### RECORDS SHOWN

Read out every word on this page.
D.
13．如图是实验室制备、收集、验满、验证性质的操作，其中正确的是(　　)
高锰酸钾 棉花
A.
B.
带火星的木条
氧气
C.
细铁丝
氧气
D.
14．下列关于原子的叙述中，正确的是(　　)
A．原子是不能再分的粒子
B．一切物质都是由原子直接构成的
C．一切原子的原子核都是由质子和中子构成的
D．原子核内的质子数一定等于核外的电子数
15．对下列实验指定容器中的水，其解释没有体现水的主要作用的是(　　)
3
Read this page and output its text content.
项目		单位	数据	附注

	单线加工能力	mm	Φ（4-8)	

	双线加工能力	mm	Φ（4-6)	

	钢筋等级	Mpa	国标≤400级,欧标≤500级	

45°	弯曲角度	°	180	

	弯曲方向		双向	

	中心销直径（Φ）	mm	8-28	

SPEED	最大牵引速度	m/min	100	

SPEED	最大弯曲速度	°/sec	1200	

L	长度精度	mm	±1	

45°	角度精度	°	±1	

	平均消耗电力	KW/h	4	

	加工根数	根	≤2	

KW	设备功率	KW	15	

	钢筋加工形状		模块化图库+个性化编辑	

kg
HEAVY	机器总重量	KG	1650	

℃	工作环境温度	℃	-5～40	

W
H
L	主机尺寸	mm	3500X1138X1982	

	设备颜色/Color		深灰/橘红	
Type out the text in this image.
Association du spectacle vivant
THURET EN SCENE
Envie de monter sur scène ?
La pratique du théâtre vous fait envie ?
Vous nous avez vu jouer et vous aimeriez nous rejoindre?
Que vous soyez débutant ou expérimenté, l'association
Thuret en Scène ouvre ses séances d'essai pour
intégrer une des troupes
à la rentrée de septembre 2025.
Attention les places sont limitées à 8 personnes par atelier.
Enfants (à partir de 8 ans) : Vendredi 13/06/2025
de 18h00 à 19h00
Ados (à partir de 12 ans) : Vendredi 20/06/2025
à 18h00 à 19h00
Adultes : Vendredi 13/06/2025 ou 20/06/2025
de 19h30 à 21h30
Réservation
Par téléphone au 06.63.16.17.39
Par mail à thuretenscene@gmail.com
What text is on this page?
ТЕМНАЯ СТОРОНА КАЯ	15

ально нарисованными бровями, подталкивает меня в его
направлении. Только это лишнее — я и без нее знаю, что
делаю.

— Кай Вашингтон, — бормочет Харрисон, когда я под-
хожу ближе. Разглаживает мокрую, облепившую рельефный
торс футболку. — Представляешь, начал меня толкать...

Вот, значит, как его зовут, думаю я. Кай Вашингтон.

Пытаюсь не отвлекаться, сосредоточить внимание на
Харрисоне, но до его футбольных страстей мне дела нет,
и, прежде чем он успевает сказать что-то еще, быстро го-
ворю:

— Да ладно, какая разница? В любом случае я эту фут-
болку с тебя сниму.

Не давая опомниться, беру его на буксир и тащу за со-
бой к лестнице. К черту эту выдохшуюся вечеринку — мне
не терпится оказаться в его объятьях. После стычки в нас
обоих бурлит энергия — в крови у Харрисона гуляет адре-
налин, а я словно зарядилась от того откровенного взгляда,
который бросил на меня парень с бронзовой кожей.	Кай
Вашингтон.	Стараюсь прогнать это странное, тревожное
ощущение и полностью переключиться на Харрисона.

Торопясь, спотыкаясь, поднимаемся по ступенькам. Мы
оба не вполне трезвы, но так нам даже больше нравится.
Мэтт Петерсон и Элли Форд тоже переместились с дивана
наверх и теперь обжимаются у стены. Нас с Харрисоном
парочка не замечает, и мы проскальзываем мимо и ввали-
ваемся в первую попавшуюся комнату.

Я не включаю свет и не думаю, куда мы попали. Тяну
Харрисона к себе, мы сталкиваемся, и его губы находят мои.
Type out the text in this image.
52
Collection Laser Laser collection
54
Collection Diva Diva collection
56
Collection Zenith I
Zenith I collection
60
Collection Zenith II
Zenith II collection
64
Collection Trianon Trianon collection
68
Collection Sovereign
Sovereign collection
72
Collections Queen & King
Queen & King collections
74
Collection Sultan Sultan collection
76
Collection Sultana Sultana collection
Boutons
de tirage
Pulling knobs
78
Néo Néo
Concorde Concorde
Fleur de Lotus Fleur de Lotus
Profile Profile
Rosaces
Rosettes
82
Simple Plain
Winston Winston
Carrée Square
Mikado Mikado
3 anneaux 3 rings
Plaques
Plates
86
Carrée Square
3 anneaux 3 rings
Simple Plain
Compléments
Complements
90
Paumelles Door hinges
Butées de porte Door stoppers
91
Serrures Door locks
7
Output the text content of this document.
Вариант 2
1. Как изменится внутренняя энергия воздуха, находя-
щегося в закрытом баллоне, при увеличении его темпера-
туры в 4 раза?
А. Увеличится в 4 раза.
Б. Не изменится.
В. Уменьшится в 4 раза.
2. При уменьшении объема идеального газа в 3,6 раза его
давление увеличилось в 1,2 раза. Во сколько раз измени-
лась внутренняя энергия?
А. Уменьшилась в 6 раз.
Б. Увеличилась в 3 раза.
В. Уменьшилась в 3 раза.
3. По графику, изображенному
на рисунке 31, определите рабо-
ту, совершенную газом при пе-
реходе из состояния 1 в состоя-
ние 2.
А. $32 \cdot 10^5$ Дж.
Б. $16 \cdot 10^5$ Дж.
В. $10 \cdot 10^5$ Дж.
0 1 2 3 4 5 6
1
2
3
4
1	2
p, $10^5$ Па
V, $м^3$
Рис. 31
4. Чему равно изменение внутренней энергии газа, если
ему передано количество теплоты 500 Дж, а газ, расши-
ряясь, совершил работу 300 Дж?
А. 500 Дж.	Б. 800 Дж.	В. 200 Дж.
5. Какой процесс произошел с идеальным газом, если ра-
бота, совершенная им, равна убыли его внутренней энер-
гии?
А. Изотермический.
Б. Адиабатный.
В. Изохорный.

### PROBLEM
Pull out each line of the listing that holds the string "cdot".

### SOLUTION TO THIS TASK
А. $32 \cdot 10^5$ Дж.
Б. $16 \cdot 10^5$ Дж.
В. $10 \cdot 10^5$ Дж.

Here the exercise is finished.